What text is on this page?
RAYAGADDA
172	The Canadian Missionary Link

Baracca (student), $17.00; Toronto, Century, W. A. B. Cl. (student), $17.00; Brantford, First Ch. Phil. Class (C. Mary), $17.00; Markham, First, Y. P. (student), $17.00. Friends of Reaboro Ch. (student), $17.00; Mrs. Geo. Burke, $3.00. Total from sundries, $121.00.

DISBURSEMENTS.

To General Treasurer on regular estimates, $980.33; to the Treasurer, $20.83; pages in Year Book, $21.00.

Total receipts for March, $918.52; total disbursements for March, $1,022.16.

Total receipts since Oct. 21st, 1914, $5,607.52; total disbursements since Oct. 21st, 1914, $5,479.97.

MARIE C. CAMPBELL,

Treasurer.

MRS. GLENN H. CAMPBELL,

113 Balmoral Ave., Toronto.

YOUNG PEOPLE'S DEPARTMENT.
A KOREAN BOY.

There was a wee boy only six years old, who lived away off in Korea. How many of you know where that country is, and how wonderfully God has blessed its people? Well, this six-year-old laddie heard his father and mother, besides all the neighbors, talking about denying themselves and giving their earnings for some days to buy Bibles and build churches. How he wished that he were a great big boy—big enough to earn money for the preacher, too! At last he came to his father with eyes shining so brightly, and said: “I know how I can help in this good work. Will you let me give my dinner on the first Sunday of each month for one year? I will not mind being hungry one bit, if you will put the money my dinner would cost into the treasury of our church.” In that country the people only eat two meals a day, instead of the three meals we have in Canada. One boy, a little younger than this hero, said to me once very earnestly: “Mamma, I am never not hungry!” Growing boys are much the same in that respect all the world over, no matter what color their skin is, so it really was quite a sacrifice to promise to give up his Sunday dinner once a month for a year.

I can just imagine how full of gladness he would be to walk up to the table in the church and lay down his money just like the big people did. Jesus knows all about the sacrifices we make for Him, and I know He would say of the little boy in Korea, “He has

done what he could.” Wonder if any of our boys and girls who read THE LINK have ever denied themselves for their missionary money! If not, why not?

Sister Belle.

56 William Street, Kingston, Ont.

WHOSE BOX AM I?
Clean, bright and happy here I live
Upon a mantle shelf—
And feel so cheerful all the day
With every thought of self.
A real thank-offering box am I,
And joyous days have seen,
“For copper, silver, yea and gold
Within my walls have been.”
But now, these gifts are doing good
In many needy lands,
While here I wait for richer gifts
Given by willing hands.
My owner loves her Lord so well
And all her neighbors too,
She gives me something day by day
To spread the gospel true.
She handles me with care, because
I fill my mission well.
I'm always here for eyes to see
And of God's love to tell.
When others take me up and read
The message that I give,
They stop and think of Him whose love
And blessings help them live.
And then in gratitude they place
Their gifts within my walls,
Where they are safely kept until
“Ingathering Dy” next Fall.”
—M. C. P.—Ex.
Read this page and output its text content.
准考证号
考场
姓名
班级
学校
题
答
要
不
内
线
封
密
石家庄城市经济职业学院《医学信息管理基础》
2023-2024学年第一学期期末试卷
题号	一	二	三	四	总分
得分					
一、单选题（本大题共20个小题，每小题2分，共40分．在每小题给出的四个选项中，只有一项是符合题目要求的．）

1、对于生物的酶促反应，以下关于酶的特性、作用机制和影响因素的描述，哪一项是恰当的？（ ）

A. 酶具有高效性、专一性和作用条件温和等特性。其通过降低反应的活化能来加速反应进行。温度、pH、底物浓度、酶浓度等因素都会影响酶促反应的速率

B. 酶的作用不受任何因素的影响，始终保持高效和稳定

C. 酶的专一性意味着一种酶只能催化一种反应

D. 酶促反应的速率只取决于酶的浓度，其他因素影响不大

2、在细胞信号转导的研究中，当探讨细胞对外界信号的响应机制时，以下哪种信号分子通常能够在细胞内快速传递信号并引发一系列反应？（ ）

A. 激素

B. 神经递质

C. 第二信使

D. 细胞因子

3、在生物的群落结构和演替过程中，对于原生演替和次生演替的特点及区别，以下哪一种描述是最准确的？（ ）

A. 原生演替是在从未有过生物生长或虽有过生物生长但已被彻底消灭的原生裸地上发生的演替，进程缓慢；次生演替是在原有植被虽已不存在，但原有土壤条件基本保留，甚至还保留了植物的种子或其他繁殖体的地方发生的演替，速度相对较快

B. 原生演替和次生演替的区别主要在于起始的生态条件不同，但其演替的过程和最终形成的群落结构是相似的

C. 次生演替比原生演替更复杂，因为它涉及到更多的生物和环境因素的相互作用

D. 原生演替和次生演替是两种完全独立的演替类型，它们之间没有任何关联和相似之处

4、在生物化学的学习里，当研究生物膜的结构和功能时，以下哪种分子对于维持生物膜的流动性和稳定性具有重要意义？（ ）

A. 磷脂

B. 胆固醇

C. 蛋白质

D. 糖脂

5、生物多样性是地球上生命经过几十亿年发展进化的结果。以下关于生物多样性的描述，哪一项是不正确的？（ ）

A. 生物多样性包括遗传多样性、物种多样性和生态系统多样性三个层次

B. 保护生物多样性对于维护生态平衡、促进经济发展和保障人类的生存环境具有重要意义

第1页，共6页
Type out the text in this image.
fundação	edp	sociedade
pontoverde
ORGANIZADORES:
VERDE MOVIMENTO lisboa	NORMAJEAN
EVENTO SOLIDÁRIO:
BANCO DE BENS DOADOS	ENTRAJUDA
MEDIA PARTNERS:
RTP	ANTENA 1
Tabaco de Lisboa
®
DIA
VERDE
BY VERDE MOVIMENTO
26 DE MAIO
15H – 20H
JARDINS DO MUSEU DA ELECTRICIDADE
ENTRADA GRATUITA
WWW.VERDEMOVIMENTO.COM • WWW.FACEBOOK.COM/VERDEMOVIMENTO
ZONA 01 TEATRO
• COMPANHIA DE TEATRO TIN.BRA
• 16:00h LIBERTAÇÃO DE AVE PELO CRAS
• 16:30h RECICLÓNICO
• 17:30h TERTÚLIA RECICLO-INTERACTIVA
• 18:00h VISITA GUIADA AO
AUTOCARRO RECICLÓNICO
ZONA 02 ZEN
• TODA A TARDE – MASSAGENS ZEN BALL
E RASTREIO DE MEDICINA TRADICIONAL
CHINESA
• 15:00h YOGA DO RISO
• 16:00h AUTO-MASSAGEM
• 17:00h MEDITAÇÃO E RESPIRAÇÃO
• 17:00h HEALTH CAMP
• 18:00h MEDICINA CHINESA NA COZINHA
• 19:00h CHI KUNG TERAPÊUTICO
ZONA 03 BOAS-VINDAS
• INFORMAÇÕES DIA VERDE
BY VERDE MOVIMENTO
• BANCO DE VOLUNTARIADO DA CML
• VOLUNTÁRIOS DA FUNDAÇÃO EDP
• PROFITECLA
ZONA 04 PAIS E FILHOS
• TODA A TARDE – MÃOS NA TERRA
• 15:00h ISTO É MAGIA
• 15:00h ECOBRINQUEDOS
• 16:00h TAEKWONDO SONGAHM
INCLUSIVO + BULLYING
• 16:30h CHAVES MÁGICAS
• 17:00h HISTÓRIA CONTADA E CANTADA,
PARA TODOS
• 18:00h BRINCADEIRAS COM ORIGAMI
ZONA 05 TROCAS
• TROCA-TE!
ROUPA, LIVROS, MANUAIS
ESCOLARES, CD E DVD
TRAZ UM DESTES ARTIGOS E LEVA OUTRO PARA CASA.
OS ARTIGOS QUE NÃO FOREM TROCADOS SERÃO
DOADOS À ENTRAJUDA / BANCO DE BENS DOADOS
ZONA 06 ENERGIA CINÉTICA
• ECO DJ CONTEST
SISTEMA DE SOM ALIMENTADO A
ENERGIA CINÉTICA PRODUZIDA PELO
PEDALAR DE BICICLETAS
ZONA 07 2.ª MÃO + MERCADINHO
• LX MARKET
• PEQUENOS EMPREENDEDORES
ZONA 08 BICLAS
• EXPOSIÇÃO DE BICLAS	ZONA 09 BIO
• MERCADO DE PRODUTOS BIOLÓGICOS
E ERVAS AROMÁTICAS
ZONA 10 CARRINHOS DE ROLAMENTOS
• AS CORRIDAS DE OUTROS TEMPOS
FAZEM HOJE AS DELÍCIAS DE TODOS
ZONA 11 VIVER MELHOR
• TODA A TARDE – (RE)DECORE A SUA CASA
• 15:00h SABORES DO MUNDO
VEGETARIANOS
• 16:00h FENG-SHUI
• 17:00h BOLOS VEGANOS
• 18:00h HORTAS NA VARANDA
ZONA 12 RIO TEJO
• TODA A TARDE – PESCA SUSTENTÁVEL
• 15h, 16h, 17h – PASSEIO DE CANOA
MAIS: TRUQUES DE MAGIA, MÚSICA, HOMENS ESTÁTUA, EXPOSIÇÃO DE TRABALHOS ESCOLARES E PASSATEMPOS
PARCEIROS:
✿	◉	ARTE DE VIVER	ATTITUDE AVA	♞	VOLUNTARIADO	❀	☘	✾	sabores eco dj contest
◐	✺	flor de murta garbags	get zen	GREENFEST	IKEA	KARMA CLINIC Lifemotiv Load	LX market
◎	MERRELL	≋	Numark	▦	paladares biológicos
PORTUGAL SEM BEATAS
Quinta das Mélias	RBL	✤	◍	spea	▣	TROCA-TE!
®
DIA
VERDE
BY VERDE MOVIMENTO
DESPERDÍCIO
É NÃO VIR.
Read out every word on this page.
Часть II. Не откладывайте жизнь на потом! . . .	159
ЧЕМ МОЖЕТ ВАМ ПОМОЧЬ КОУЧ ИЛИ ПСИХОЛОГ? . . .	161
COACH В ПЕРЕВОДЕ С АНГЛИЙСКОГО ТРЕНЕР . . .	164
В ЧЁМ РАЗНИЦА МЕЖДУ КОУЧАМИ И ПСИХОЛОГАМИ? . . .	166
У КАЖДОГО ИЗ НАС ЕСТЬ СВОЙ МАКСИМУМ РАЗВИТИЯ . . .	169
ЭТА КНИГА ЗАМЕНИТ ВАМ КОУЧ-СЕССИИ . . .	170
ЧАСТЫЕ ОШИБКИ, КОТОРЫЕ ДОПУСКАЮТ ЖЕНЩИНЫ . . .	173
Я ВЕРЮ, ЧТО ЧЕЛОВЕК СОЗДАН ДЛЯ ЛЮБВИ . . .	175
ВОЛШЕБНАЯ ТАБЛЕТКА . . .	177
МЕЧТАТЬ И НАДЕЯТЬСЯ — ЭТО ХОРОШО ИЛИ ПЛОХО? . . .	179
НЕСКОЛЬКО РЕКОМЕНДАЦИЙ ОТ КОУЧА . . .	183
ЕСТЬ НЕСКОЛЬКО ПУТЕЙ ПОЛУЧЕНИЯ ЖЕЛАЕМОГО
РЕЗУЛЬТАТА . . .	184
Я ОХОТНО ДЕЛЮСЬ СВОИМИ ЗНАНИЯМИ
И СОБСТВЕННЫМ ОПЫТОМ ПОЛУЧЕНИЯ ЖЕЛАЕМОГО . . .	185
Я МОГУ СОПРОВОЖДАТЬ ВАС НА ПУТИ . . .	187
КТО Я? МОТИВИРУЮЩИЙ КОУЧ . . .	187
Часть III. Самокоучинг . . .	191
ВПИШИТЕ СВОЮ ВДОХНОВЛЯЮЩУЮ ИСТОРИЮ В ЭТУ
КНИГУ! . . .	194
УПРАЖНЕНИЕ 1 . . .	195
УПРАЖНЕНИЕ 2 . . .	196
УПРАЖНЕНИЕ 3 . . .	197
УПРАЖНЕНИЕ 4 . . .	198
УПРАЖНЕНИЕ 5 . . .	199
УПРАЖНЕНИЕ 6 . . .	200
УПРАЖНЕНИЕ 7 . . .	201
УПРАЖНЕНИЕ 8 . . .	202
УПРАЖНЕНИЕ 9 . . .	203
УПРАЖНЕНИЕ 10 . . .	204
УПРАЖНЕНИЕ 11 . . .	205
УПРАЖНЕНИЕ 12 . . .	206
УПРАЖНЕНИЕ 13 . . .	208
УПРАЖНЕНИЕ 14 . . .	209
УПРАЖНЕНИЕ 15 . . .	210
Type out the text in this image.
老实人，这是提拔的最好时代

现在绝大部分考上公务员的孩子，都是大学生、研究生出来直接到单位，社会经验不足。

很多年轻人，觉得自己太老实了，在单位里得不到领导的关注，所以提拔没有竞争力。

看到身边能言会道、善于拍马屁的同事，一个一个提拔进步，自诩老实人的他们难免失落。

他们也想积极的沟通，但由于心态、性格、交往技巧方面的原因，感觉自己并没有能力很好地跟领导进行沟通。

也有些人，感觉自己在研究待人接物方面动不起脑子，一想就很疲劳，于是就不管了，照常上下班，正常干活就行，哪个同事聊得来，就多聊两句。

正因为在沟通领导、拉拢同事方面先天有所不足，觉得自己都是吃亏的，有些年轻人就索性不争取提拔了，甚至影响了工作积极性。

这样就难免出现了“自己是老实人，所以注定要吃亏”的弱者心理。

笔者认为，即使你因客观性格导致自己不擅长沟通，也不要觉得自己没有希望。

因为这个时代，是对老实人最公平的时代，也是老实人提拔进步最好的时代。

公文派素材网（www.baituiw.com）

......

What needs to be done:
Tally up the lines in the records that contain the word "CAMPBELL" and give only the total.

Written answer:
2